[Figure collection entries]
>>>>>
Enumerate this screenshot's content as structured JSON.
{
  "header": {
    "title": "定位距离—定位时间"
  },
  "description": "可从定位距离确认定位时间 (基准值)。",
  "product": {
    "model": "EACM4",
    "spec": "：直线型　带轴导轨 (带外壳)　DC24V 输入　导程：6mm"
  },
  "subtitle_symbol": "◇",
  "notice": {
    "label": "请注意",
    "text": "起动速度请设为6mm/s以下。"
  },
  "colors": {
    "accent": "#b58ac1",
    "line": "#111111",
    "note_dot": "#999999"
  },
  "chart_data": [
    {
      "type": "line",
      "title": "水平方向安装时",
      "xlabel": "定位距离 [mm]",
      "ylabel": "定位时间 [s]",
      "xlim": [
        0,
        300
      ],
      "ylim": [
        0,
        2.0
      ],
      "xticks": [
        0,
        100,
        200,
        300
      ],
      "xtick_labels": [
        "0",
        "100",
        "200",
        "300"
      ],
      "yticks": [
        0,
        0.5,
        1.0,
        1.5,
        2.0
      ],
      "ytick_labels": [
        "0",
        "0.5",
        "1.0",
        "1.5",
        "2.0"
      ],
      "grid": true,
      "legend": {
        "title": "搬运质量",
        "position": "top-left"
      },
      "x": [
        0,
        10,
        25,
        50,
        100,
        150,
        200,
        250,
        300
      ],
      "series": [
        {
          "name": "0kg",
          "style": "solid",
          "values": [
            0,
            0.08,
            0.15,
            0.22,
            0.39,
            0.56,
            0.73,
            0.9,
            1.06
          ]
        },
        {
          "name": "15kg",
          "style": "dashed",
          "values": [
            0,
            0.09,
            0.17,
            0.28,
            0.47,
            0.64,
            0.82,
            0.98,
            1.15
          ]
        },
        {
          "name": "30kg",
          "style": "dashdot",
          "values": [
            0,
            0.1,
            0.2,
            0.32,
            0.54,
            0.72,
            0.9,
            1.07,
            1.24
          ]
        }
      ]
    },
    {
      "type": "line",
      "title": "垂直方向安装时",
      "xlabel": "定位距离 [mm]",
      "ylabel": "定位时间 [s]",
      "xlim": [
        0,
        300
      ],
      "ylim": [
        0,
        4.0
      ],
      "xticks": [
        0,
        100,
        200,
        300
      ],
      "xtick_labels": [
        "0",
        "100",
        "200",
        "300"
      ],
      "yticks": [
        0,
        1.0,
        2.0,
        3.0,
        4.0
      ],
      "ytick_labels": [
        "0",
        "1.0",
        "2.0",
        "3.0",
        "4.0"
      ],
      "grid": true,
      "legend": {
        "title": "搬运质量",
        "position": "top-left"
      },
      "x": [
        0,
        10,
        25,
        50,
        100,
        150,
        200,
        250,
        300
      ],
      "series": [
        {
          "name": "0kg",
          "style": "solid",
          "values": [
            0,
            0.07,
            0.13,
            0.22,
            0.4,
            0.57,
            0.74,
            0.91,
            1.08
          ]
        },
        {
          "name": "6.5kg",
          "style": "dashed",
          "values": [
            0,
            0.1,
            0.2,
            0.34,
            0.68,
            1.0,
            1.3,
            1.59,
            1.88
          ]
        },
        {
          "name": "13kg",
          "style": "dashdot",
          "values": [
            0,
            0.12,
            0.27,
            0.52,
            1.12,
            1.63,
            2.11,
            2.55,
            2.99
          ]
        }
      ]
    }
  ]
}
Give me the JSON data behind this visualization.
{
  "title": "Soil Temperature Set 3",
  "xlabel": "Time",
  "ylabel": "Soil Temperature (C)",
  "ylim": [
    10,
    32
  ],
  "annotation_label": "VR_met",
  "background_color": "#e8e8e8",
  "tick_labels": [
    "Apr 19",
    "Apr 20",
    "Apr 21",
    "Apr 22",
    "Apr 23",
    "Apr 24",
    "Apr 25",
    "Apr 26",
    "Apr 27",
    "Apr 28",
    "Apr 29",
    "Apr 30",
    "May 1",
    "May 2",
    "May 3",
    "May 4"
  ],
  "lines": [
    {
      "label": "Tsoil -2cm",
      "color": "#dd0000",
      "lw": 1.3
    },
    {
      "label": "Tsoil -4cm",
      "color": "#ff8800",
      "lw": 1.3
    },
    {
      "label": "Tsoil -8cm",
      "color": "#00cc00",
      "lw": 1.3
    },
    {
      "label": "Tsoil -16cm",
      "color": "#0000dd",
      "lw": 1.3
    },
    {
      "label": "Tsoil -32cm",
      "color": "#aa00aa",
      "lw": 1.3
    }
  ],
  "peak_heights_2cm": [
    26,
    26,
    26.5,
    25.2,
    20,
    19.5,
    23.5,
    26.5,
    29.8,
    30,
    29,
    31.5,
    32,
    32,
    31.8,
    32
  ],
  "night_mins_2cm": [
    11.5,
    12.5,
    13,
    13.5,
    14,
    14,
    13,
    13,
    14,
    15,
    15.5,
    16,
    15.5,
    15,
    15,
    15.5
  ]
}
<<<<<
> AIM: In the entries above, take the line containing "Give me the" and each later line through the last, and repeat them exactly. Output nothing else.

> WRITTEN ANSWER:
Give me the JSON data behind this visualization.
{
  "title": "Soil Temperature Set 3",
  "xlabel": "Time",
  "ylabel": "Soil Temperature (C)",
  "ylim": [
    10,
    32
  ],
  "annotation_label": "VR_met",
  "background_color": "#e8e8e8",
  "tick_labels": [
    "Apr 19",
    "Apr 20",
    "Apr 21",
    "Apr 22",
    "Apr 23",
    "Apr 24",
    "Apr 25",
    "Apr 26",
    "Apr 27",
    "Apr 28",
    "Apr 29",
    "Apr 30",
    "May 1",
    "May 2",
    "May 3",
    "May 4"
  ],
  "lines": [
    {
      "label": "Tsoil -2cm",
      "color": "#dd0000",
      "lw": 1.3
    },
    {
      "label": "Tsoil -4cm",
      "color": "#ff8800",
      "lw": 1.3
    },
    {
      "label": "Tsoil -8cm",
      "color": "#00cc00",
      "lw": 1.3
    },
    {
      "label": "Tsoil -16cm",
      "color": "#0000dd",
      "lw": 1.3
    },
    {
      "label": "Tsoil -32cm",
      "color": "#aa00aa",
      "lw": 1.3
    }
  ],
  "peak_heights_2cm": [
    26,
    26,
    26.5,
    25.2,
    20,
    19.5,
    23.5,
    26.5,
    29.8,
    30,
    29,
    31.5,
    32,
    32,
    31.8,
    32
  ],
  "night_mins_2cm": [
    11.5,
    12.5,
    13,
    13.5,
    14,
    14,
    13,
    13,
    14,
    15,
    15.5,
    16,
    15.5,
    15,
    15,
    15.5
  ]
}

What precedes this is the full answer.